* _Problema_: Transcribe palabra por palabra una parte del fragmento sobre el día en que murió Maradona: empieza en las palabras "Tomé un taxi" y detente después de "con desinfectante barato.".

Ese 25 de noviembre de 2020 también me despedía de alguien, convencida de que era un adiós irrevocable. No sabía si era por las restricciones de la pandemia, por dejar General Paz para mudarme a otra ciudad o por mi tendencia a mirar todo con dramatismo. Pero una rara sensación de déjà vu me atravesó ese día. Qué inocente se es cuando aún no se sabe lo que vendrá, aunque algo adentro ya lo presienta.
Tomé un taxi en barrio Cofico. Un viaje corto, de diez minutos, pero ese día se estiró como si el auto avanzara con el freno de mano puesto. Hacía un sol filoso, un calor áspero que se pegaba a la ropa y hacía arder el asiento de atrás. El aire acondicionado no funcionaba —o lo tenían apagado—; no pregunté. Preferí el ruido seco de la ventanilla entreabierta y ese olor a calle caliente mezclado con desinfectante barato.
Mientras mi cabeza rebobinaba la despedida —creyendo que no lo volvería a ver y sin sospechar cómo esa amistad continuaría—, la radio cortó cualquier pensamiento:
murió Maradona.

* _Datos de origen_:
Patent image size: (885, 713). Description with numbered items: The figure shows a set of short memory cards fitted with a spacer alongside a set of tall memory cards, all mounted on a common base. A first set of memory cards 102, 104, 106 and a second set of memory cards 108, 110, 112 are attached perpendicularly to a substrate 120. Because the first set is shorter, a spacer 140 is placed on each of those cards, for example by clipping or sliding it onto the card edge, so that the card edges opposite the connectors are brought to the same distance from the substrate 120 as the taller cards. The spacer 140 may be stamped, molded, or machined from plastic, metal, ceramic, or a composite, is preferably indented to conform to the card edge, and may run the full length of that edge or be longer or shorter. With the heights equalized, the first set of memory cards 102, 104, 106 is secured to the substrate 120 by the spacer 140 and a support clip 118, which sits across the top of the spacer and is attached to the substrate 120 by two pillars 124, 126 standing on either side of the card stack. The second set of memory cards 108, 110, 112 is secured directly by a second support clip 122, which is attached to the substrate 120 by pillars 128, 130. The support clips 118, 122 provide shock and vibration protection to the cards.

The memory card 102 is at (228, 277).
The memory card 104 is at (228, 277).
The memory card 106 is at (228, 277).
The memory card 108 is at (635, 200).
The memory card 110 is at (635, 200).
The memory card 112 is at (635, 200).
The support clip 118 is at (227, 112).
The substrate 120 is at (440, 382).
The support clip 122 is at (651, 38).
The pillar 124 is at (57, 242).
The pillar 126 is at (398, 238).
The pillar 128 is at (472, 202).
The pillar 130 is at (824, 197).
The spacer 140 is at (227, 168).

* _Respuesta_:
Tomé un taxi en barrio Cofico. Un viaje corto, de diez minutos, pero ese día se estiró como si el auto avanzara con el freno de mano puesto. Hacía un sol filoso, un calor áspero que se pegaba a la ropa y hacía arder el asiento de atrás. El aire acondicionado no funcionaba —o lo tenían apagado—; no pregunté. Preferí el ruido seco de la ventanilla entreabierta y ese olor a calle caliente mezclado con desinfectante barato.